[START ENTRIES SHOWN]

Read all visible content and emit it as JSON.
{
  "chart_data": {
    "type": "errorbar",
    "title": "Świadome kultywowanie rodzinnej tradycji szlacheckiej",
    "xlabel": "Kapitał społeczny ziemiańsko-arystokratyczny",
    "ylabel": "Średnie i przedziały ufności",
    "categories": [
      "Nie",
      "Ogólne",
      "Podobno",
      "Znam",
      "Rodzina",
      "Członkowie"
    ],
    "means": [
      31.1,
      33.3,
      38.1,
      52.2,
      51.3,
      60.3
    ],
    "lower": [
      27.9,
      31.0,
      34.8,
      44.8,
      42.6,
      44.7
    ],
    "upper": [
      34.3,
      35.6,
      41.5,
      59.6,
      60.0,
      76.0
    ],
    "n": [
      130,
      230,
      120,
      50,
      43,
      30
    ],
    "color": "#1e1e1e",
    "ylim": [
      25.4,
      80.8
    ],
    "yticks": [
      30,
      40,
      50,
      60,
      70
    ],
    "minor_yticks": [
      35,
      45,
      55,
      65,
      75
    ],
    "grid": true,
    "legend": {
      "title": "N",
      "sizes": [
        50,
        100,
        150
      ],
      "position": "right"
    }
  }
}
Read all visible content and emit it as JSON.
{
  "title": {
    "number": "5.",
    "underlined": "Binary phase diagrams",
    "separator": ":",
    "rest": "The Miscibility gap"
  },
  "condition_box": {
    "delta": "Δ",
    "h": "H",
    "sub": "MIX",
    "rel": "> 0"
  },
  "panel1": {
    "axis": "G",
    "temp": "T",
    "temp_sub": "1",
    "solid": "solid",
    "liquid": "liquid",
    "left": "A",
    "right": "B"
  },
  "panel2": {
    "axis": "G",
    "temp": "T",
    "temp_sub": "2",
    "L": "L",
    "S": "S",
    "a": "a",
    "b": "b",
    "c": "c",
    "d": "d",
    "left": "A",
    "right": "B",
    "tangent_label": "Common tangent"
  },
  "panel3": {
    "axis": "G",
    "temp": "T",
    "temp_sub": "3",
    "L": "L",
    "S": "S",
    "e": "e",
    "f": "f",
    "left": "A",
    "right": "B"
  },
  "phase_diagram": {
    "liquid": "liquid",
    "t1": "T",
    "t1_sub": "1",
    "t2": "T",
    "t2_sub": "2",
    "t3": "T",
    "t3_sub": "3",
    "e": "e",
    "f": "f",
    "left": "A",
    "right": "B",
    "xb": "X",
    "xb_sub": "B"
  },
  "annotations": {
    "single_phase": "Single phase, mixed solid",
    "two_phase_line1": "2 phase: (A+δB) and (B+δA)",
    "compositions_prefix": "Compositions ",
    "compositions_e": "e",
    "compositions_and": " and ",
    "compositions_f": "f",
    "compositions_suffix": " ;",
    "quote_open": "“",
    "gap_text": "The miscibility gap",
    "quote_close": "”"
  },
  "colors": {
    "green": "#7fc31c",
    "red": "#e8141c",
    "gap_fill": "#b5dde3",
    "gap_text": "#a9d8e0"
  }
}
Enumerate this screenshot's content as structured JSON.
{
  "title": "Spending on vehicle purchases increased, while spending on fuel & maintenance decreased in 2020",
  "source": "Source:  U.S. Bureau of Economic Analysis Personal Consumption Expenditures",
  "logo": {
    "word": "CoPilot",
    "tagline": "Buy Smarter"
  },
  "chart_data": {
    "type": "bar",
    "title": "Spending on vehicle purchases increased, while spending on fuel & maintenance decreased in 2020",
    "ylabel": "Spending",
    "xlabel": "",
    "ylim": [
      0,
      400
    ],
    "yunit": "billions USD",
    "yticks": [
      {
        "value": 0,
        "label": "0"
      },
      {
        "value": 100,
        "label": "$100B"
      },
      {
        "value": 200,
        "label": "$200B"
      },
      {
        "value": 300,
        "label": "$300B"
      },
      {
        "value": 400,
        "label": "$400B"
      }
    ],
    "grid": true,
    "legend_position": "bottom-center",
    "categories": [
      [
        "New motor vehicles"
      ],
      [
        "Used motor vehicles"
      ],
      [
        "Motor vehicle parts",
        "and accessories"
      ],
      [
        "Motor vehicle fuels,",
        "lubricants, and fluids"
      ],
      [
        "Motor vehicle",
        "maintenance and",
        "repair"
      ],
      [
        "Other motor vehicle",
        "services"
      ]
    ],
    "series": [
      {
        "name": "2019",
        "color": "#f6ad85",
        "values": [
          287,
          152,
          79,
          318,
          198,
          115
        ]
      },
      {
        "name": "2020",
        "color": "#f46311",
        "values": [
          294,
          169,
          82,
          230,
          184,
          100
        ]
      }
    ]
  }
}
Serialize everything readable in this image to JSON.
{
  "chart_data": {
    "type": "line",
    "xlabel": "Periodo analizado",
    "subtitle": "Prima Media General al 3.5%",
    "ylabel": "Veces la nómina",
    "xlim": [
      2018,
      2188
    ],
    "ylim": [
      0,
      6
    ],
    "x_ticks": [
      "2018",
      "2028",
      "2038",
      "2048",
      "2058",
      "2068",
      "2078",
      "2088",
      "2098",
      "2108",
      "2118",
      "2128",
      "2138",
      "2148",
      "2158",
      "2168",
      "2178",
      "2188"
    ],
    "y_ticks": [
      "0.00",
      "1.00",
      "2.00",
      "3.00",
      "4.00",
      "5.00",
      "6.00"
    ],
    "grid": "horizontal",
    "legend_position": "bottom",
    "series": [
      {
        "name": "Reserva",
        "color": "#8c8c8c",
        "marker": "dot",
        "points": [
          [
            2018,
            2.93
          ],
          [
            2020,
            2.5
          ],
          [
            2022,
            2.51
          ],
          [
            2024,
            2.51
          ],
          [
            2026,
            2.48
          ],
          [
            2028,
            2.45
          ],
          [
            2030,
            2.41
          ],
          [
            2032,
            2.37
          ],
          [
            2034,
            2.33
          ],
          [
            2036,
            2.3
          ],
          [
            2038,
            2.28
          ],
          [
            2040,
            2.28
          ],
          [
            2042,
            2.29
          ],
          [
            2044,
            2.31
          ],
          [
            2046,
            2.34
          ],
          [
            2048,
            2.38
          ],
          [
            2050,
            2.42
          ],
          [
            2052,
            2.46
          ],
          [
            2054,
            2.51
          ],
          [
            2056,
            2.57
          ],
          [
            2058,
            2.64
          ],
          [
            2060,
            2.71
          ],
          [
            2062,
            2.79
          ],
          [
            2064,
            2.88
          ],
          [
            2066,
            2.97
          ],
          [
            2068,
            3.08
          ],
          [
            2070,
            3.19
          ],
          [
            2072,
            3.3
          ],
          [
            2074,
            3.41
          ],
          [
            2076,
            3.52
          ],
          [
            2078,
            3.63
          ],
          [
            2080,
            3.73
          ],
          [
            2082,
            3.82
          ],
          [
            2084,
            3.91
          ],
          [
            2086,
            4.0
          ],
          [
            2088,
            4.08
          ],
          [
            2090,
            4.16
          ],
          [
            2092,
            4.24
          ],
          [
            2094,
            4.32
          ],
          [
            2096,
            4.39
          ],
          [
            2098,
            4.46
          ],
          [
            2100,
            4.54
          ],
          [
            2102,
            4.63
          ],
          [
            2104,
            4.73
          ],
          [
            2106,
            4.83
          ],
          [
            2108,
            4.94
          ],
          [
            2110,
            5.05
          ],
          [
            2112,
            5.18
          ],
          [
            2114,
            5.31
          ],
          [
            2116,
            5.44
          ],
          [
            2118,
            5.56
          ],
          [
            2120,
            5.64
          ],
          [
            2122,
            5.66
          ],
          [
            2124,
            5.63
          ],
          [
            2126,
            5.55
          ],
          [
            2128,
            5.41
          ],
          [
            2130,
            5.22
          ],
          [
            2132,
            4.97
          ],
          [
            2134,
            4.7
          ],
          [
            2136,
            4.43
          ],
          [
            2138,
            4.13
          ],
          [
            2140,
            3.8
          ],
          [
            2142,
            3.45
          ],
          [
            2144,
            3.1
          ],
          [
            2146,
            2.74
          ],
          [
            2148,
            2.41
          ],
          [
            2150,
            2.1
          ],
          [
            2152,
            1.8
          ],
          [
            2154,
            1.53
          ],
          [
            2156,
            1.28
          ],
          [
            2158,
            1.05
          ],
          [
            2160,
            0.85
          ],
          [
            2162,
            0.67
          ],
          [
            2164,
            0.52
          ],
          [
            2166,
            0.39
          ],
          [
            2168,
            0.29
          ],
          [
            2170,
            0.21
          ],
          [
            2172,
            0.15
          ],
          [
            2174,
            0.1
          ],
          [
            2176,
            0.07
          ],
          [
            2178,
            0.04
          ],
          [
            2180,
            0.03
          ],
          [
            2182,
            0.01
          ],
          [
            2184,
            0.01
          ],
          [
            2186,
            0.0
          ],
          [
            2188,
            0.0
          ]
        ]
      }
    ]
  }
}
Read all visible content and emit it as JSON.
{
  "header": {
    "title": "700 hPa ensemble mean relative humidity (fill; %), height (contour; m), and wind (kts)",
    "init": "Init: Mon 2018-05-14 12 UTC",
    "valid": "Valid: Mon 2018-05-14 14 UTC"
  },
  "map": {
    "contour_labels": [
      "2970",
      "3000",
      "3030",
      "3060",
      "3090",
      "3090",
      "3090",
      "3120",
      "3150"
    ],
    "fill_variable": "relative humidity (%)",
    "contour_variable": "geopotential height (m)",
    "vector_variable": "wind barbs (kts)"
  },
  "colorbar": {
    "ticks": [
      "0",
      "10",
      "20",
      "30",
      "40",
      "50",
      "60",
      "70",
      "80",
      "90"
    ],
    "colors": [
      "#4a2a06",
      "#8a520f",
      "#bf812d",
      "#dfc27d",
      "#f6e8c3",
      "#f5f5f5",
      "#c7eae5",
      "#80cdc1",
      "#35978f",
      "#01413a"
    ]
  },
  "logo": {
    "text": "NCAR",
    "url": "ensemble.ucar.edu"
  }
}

[END ENTRIES SHOWN]

Look over the records above and copy each line that includes the string "this".

Enumerate this screenshot's content as structured JSON.
Serialize everything readable in this image to JSON.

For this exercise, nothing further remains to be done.